Sift the listing for lines that hold the string "Selected" and pull them out.

## Given records
· · ·
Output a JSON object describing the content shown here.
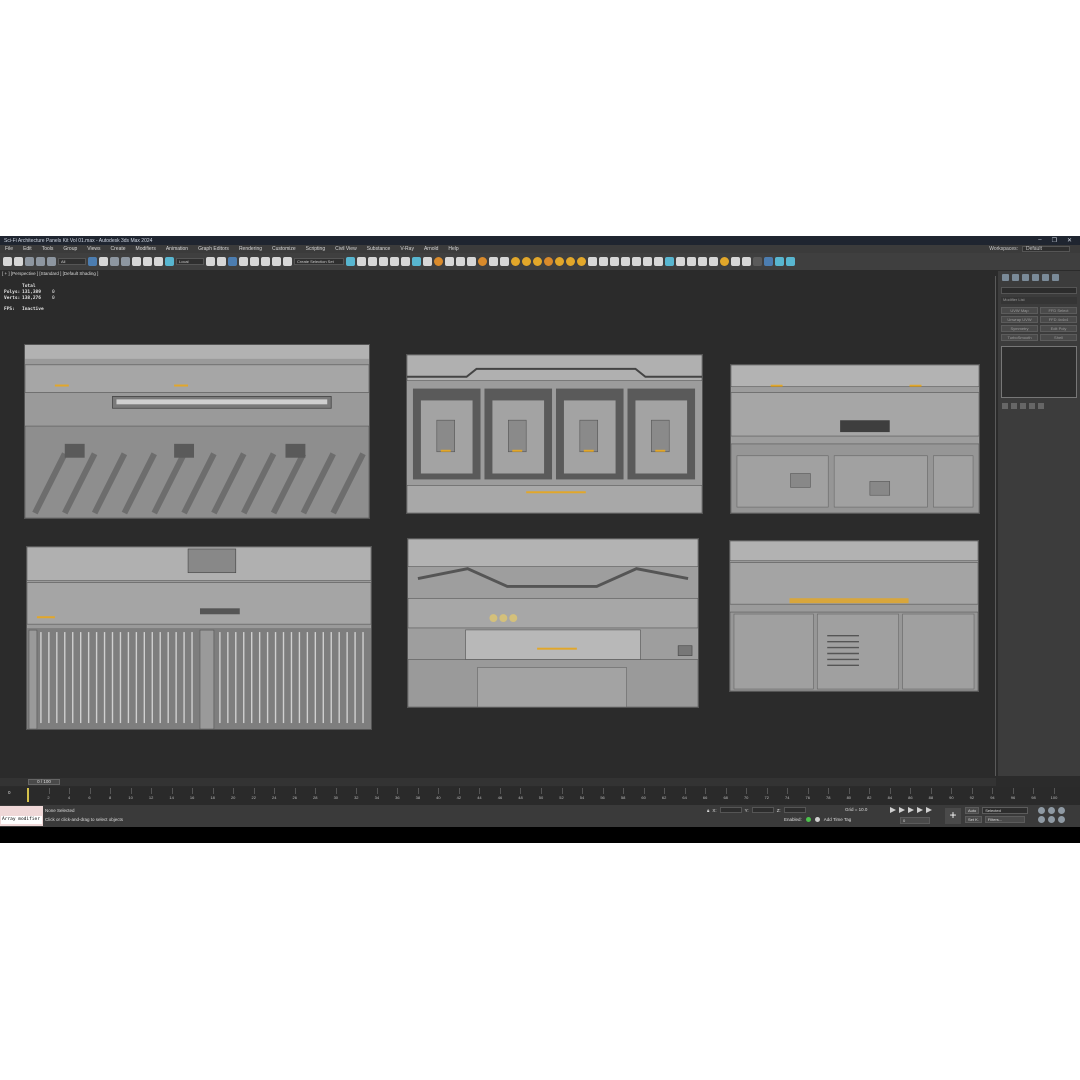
{
  "window": {
    "title": "Sci-Fi Architecture Panels Kit Vol 01.max - Autodesk 3ds Max 2024",
    "controls": [
      "–",
      "❐",
      "✕"
    ]
  },
  "menu": {
    "items": [
      "File",
      "Edit",
      "Tools",
      "Group",
      "Views",
      "Create",
      "Modifiers",
      "Animation",
      "Graph Editors",
      "Rendering",
      "Customize",
      "Scripting",
      "Civil View",
      "Substance",
      "V-Ray",
      "Arnold",
      "Help"
    ],
    "workspace_label": "Workspaces:",
    "workspace_value": "Default"
  },
  "toolbar": {
    "filter_dropdown": "All",
    "coord_dropdown": "Local",
    "selection_set": "Create Selection Set"
  },
  "viewport": {
    "label": "[ + ] [Perspective ] [Standard ] [Default Shading ]",
    "stats": {
      "total_label": "Total",
      "polys_label": "Polys:",
      "polys_value": "131,389",
      "polys_sel": "0",
      "verts_label": "Verts:",
      "verts_value": "138,276",
      "verts_sel": "0",
      "fps_label": "FPS:",
      "fps_value": "Inactive"
    }
  },
  "command_panel": {
    "modifier_list": "Modifier List",
    "buttons": [
      "UVW Map",
      "FFD Select",
      "Unwrap UVW",
      "FFD 4x4x4",
      "Symmetry",
      "Edit Poly",
      "TurboSmooth",
      "Shell"
    ]
  },
  "timeline": {
    "slider_label": "0 / 100",
    "frame_marker": "0",
    "ticks": [
      "2",
      "4",
      "6",
      "8",
      "10",
      "12",
      "14",
      "16",
      "18",
      "20",
      "22",
      "24",
      "26",
      "28",
      "30",
      "32",
      "34",
      "36",
      "38",
      "40",
      "42",
      "44",
      "46",
      "48",
      "50",
      "52",
      "54",
      "56",
      "58",
      "60",
      "62",
      "64",
      "66",
      "68",
      "70",
      "72",
      "74",
      "76",
      "78",
      "80",
      "82",
      "84",
      "86",
      "88",
      "90",
      "92",
      "94",
      "96",
      "98",
      "100"
    ]
  },
  "status": {
    "maxscript_text": "Array modifier",
    "selection_msg": "None Selected",
    "hint_msg": "Click or click-and-drag to select objects",
    "x_label": "X:",
    "y_label": "Y:",
    "z_label": "Z:",
    "grid": "Grid = 10.0",
    "enabled_label": "Enabled:",
    "add_time_tag": "Add Time Tag",
    "auto_label": "Auto",
    "selected_value": "Selected",
    "setk_label": "Set K.",
    "filters_label": "Filters...",
    "frame_field": "0"
  },
  "colors": {
    "accent": "#4c7db0",
    "panel_gray": "#8f8f8f",
    "viewport_bg": "#2b2b2b",
    "light_yellow": "#e2a72a"
  }
}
· · ·
## Answer to this task
    "selection_msg": "None Selected",
    "selected_value": "Selected",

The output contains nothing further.